Objective
Copy every one of the following rows back out word for word, with nothing changed.

• • • •

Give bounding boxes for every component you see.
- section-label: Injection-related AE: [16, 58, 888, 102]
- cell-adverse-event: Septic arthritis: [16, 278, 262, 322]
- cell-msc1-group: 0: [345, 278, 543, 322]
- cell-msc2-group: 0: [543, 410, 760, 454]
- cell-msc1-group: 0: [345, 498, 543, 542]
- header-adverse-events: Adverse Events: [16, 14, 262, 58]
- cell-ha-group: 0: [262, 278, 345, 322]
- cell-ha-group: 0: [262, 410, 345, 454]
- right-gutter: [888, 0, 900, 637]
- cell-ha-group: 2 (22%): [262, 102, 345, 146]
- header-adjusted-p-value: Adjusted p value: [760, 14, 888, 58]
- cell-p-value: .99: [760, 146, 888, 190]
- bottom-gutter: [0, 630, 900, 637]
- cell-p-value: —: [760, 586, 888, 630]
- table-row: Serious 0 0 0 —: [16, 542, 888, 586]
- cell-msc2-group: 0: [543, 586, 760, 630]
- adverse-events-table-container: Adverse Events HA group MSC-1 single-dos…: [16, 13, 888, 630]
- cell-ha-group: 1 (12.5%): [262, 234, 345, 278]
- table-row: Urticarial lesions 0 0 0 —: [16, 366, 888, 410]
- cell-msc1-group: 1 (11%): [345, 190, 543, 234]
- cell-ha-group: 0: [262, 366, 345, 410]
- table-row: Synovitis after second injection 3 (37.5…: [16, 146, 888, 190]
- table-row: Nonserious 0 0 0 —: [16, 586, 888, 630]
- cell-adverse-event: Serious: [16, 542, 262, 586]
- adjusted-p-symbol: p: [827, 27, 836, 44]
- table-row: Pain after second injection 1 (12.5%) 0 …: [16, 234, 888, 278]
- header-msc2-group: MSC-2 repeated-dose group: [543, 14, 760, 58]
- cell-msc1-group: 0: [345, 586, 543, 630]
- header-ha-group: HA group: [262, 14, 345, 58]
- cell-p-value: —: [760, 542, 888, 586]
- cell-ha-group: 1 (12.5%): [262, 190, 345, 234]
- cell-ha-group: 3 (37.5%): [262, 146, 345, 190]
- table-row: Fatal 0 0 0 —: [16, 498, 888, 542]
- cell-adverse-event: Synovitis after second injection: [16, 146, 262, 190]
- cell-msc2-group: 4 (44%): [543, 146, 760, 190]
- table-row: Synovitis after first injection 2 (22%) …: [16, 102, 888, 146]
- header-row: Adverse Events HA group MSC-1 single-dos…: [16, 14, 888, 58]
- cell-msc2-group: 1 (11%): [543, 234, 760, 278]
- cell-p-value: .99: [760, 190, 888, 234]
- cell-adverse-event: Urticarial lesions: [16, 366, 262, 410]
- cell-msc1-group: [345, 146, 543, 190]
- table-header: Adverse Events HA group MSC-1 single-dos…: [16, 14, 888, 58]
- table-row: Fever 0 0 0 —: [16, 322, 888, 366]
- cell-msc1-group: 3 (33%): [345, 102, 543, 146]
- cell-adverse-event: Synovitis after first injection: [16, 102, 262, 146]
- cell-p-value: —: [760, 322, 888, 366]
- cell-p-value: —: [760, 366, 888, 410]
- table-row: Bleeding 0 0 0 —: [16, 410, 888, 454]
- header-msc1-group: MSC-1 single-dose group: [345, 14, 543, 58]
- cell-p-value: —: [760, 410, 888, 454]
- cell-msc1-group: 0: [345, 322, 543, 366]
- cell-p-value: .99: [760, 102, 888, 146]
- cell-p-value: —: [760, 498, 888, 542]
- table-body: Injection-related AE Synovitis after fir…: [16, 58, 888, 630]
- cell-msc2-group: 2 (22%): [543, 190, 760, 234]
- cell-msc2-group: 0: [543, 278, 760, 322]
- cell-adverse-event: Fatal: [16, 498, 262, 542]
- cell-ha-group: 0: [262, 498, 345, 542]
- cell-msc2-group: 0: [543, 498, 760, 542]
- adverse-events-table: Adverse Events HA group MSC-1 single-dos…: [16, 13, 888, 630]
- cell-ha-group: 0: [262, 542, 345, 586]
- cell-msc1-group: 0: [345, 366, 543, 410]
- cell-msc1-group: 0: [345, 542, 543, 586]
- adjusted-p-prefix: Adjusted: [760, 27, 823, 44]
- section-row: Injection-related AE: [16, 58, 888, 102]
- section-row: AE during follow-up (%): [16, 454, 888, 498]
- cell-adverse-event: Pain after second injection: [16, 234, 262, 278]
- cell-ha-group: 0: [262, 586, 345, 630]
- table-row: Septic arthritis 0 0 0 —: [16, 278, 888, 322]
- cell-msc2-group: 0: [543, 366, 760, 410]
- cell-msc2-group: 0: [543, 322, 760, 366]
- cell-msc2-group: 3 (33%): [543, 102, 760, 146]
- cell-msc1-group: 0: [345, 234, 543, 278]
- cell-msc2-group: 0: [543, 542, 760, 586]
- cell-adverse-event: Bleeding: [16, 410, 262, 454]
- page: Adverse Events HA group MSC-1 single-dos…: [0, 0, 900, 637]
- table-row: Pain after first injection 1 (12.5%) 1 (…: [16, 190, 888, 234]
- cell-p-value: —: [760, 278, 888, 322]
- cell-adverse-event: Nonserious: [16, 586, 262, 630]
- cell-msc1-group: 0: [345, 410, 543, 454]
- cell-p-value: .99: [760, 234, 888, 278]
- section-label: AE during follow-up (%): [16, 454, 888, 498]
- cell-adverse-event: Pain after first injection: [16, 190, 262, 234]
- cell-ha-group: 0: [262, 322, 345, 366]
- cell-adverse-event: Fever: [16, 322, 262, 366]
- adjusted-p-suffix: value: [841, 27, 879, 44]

• • • •

The solution
Give bounding boxes for every component you see.
- section-label: Injection-related AE: [16, 58, 888, 102]
- cell-adverse-event: Septic arthritis: [16, 278, 262, 322]
- cell-msc1-group: 0: [345, 278, 543, 322]
- cell-msc2-group: 0: [543, 410, 760, 454]
- cell-msc1-group: 0: [345, 498, 543, 542]
- header-adverse-events: Adverse Events: [16, 14, 262, 58]
- cell-ha-group: 0: [262, 278, 345, 322]
- cell-ha-group: 0: [262, 410, 345, 454]
- right-gutter: [888, 0, 900, 637]
- cell-ha-group: 2 (22%): [262, 102, 345, 146]
- header-adjusted-p-value: Adjusted p value: [760, 14, 888, 58]
- cell-p-value: .99: [760, 146, 888, 190]
- bottom-gutter: [0, 630, 900, 637]
- cell-p-value: —: [760, 586, 888, 630]
- table-row: Serious 0 0 0 —: [16, 542, 888, 586]
- cell-msc2-group: 0: [543, 586, 760, 630]
- adverse-events-table-container: Adverse Events HA group MSC-1 single-dos…: [16, 13, 888, 630]
- cell-ha-group: 1 (12.5%): [262, 234, 345, 278]
- table-row: Urticarial lesions 0 0 0 —: [16, 366, 888, 410]
- cell-msc1-group: 1 (11%): [345, 190, 543, 234]
- cell-ha-group: 0: [262, 366, 345, 410]
- table-row: Synovitis after second injection 3 (37.5…: [16, 146, 888, 190]
- table-row: Nonserious 0 0 0 —: [16, 586, 888, 630]
- cell-adverse-event: Serious: [16, 542, 262, 586]
- adjusted-p-symbol: p: [827, 27, 836, 44]
- table-row: Pain after second injection 1 (12.5%) 0 …: [16, 234, 888, 278]
- header-msc2-group: MSC-2 repeated-dose group: [543, 14, 760, 58]
- cell-msc1-group: 0: [345, 586, 543, 630]
- header-ha-group: HA group: [262, 14, 345, 58]
- cell-p-value: —: [760, 542, 888, 586]
- cell-ha-group: 1 (12.5%): [262, 190, 345, 234]
- cell-ha-group: 3 (37.5%): [262, 146, 345, 190]
- table-row: Fatal 0 0 0 —: [16, 498, 888, 542]
- cell-adverse-event: Synovitis after second injection: [16, 146, 262, 190]
- cell-msc2-group: 4 (44%): [543, 146, 760, 190]
- table-row: Synovitis after first injection 2 (22%) …: [16, 102, 888, 146]
- header-row: Adverse Events HA group MSC-1 single-dos…: [16, 14, 888, 58]
- cell-msc2-group: 1 (11%): [543, 234, 760, 278]
- cell-p-value: .99: [760, 190, 888, 234]
- cell-adverse-event: Urticarial lesions: [16, 366, 262, 410]
- cell-msc1-group: [345, 146, 543, 190]
- table-header: Adverse Events HA group MSC-1 single-dos…: [16, 14, 888, 58]
- table-row: Fever 0 0 0 —: [16, 322, 888, 366]
- cell-msc1-group: 3 (33%): [345, 102, 543, 146]
- cell-adverse-event: Synovitis after first injection: [16, 102, 262, 146]
- cell-p-value: —: [760, 322, 888, 366]
- cell-p-value: —: [760, 366, 888, 410]
- table-row: Bleeding 0 0 0 —: [16, 410, 888, 454]
- header-msc1-group: MSC-1 single-dose group: [345, 14, 543, 58]
- cell-p-value: —: [760, 410, 888, 454]
- cell-msc1-group: 0: [345, 322, 543, 366]
- cell-p-value: .99: [760, 102, 888, 146]
- cell-p-value: —: [760, 498, 888, 542]
- table-body: Injection-related AE Synovitis after fir…: [16, 58, 888, 630]
- cell-msc2-group: 2 (22%): [543, 190, 760, 234]
- cell-msc2-group: 0: [543, 278, 760, 322]
- cell-adverse-event: Fatal: [16, 498, 262, 542]
- cell-ha-group: 0: [262, 498, 345, 542]
- cell-msc2-group: 0: [543, 498, 760, 542]
- adverse-events-table: Adverse Events HA group MSC-1 single-dos…: [16, 13, 888, 630]
- cell-ha-group: 0: [262, 542, 345, 586]
- cell-msc1-group: 0: [345, 366, 543, 410]
- cell-msc1-group: 0: [345, 542, 543, 586]
- adjusted-p-prefix: Adjusted: [760, 27, 823, 44]
- section-row: Injection-related AE: [16, 58, 888, 102]
- section-row: AE during follow-up (%): [16, 454, 888, 498]
- cell-adverse-event: Pain after second injection: [16, 234, 262, 278]
- cell-ha-group: 0: [262, 586, 345, 630]
- table-row: Septic arthritis 0 0 0 —: [16, 278, 888, 322]
- cell-msc2-group: 0: [543, 366, 760, 410]
- cell-msc2-group: 0: [543, 322, 760, 366]
- cell-msc2-group: 3 (33%): [543, 102, 760, 146]
- cell-msc1-group: 0: [345, 234, 543, 278]
- cell-msc2-group: 0: [543, 542, 760, 586]
- cell-adverse-event: Bleeding: [16, 410, 262, 454]
- page: Adverse Events HA group MSC-1 single-dos…: [0, 0, 900, 637]
- table-row: Pain after first injection 1 (12.5%) 1 (…: [16, 190, 888, 234]
- cell-p-value: —: [760, 278, 888, 322]
- cell-adverse-event: Nonserious: [16, 586, 262, 630]
- cell-msc1-group: 0: [345, 410, 543, 454]
- cell-p-value: .99: [760, 234, 888, 278]
- section-label: AE during follow-up (%): [16, 454, 888, 498]
- cell-adverse-event: Pain after first injection: [16, 190, 262, 234]
- cell-ha-group: 0: [262, 322, 345, 366]
- cell-adverse-event: Fever: [16, 322, 262, 366]
- adjusted-p-suffix: value: [841, 27, 879, 44]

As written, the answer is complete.